-- start Material supplied --
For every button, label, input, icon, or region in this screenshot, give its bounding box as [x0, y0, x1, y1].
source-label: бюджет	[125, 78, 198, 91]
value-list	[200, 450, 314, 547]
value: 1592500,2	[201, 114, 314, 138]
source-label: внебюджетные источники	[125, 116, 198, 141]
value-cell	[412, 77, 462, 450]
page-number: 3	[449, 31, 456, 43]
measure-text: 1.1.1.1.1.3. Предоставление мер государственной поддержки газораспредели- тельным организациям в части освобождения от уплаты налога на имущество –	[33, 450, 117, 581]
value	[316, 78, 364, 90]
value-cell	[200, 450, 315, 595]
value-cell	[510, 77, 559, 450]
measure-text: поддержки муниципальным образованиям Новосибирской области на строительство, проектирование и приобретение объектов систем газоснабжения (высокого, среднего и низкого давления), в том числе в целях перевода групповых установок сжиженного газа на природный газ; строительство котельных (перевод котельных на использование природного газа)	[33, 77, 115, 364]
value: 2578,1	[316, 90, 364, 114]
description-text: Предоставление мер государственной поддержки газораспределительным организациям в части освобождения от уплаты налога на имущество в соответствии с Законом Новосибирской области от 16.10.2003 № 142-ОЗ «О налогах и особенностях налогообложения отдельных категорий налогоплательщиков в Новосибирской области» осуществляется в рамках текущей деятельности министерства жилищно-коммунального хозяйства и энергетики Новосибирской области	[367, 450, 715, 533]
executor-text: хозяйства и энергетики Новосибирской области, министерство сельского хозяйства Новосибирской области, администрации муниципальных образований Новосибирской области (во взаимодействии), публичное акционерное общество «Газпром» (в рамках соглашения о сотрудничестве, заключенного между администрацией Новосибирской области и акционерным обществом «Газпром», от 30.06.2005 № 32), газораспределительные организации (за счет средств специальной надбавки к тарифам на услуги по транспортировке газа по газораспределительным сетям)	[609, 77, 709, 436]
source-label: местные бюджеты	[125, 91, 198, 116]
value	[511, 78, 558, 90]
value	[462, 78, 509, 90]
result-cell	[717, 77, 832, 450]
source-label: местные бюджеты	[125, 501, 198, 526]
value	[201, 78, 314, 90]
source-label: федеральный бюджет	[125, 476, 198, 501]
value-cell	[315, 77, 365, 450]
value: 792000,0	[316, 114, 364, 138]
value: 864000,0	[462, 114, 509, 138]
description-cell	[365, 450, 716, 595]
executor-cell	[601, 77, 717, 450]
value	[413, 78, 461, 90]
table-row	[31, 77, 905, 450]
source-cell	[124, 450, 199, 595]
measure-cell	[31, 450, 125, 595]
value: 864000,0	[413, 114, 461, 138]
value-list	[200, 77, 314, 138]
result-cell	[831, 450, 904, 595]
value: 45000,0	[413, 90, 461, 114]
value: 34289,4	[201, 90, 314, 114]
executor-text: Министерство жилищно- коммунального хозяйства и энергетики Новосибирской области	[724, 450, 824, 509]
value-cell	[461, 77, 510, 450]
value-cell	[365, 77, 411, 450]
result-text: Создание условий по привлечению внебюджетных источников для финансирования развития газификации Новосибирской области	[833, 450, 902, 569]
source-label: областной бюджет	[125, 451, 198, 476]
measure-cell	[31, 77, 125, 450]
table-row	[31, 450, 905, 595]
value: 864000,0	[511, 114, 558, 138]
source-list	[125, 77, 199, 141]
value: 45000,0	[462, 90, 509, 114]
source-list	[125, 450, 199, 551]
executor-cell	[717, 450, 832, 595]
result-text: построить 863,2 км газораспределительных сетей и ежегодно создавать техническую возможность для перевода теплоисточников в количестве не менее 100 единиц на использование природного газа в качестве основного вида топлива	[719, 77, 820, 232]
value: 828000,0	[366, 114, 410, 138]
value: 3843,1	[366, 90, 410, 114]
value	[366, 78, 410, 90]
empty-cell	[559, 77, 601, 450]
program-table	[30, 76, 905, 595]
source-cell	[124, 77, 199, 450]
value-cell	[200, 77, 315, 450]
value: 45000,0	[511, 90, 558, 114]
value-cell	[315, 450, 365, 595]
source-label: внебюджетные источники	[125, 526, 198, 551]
-- end Material supplied --
[Problem description]:
Can you copy all the entries again, switching "местные бюджеты" to "муниципальные бюджеты" and changing nothing else?

[Task answer]:
For every button, label, input, icon, or region in this screenshot, give its bounding box as [x0, y0, x1, y1].
source-label: бюджет	[125, 78, 198, 91]
value-list	[200, 450, 314, 547]
value: 1592500,2	[201, 114, 314, 138]
source-label: внебюджетные источники	[125, 116, 198, 141]
value-cell	[412, 77, 462, 450]
page-number: 3	[449, 31, 456, 43]
measure-text: 1.1.1.1.1.3. Предоставление мер государственной поддержки газораспредели- тельным организациям в части освобождения от уплаты налога на имущество –	[33, 450, 117, 581]
value	[316, 78, 364, 90]
value-cell	[200, 450, 315, 595]
value-cell	[510, 77, 559, 450]
measure-text: поддержки муниципальным образованиям Новосибирской области на строительство, проектирование и приобретение объектов систем газоснабжения (высокого, среднего и низкого давления), в том числе в целях перевода групповых установок сжиженного газа на природный газ; строительство котельных (перевод котельных на использование природного газа)	[33, 77, 115, 364]
value: 2578,1	[316, 90, 364, 114]
description-text: Предоставление мер государственной поддержки газораспределительным организациям в части освобождения от уплаты налога на имущество в соответствии с Законом Новосибирской области от 16.10.2003 № 142-ОЗ «О налогах и особенностях налогообложения отдельных категорий налогоплательщиков в Новосибирской области» осуществляется в рамках текущей деятельности министерства жилищно-коммунального хозяйства и энергетики Новосибирской области	[367, 450, 715, 533]
executor-text: хозяйства и энергетики Новосибирской области, министерство сельского хозяйства Новосибирской области, администрации муниципальных образований Новосибирской области (во взаимодействии), публичное акционерное общество «Газпром» (в рамках соглашения о сотрудничестве, заключенного между администрацией Новосибирской области и акционерным обществом «Газпром», от 30.06.2005 № 32), газораспределительные организации (за счет средств специальной надбавки к тарифам на услуги по транспортировке газа по газораспределительным сетям)	[609, 77, 709, 436]
source-label: муниципальные бюджеты	[125, 91, 198, 116]
value	[511, 78, 558, 90]
value	[462, 78, 509, 90]
result-cell	[717, 77, 832, 450]
source-label: муниципальные бюджеты	[125, 501, 198, 526]
value	[201, 78, 314, 90]
source-label: федеральный бюджет	[125, 476, 198, 501]
value-cell	[315, 77, 365, 450]
value: 792000,0	[316, 114, 364, 138]
value: 864000,0	[462, 114, 509, 138]
description-cell	[365, 450, 716, 595]
executor-cell	[601, 77, 717, 450]
value	[413, 78, 461, 90]
table-row	[31, 77, 905, 450]
source-cell	[124, 450, 199, 595]
measure-cell	[31, 450, 125, 595]
value: 864000,0	[413, 114, 461, 138]
value-list	[200, 77, 314, 138]
result-cell	[831, 450, 904, 595]
value: 45000,0	[413, 90, 461, 114]
value: 34289,4	[201, 90, 314, 114]
executor-text: Министерство жилищно- коммунального хозяйства и энергетики Новосибирской области	[724, 450, 824, 509]
value-cell	[461, 77, 510, 450]
value-cell	[365, 77, 411, 450]
result-text: Создание условий по привлечению внебюджетных источников для финансирования развития газификации Новосибирской области	[833, 450, 902, 569]
source-label: областной бюджет	[125, 451, 198, 476]
measure-cell	[31, 77, 125, 450]
table-row	[31, 450, 905, 595]
value: 864000,0	[511, 114, 558, 138]
source-list	[125, 77, 199, 141]
value: 45000,0	[462, 90, 509, 114]
source-list	[125, 450, 199, 551]
executor-cell	[717, 450, 832, 595]
result-text: построить 863,2 км газораспределительных сетей и ежегодно создавать техническую возможность для перевода теплоисточников в количестве не менее 100 единиц на использование природного газа в качестве основного вида топлива	[719, 77, 820, 232]
value: 828000,0	[366, 114, 410, 138]
value: 3843,1	[366, 90, 410, 114]
value	[366, 78, 410, 90]
empty-cell	[559, 77, 601, 450]
program-table	[30, 76, 905, 595]
source-cell	[124, 77, 199, 450]
value-cell	[200, 77, 315, 450]
value: 45000,0	[511, 90, 558, 114]
value-cell	[315, 450, 365, 595]
source-label: внебюджетные источники	[125, 526, 198, 551]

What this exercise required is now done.